[A run of records]
■ ■ ■
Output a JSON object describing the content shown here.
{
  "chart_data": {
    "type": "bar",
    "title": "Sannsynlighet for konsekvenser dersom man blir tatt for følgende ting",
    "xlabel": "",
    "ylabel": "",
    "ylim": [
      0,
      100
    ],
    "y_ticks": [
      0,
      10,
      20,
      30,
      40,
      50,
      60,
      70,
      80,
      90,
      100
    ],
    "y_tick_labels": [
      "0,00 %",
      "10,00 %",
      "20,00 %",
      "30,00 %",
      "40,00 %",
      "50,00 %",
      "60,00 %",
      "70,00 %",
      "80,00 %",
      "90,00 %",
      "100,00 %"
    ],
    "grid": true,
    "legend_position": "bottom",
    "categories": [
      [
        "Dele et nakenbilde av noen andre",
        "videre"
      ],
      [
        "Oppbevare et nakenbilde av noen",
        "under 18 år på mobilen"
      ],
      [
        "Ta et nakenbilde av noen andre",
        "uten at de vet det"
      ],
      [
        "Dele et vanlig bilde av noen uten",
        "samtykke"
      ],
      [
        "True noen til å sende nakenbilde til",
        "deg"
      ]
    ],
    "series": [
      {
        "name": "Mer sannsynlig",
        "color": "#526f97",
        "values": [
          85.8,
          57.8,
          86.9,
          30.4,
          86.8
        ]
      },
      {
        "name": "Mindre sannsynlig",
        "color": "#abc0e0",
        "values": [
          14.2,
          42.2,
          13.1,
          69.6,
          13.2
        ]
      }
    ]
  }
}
■ ■ ■
### [TASK OBJECTIVE]
Going over the lines above, work out how many include "noen", then give only that number.

### [TASK RESULT]
5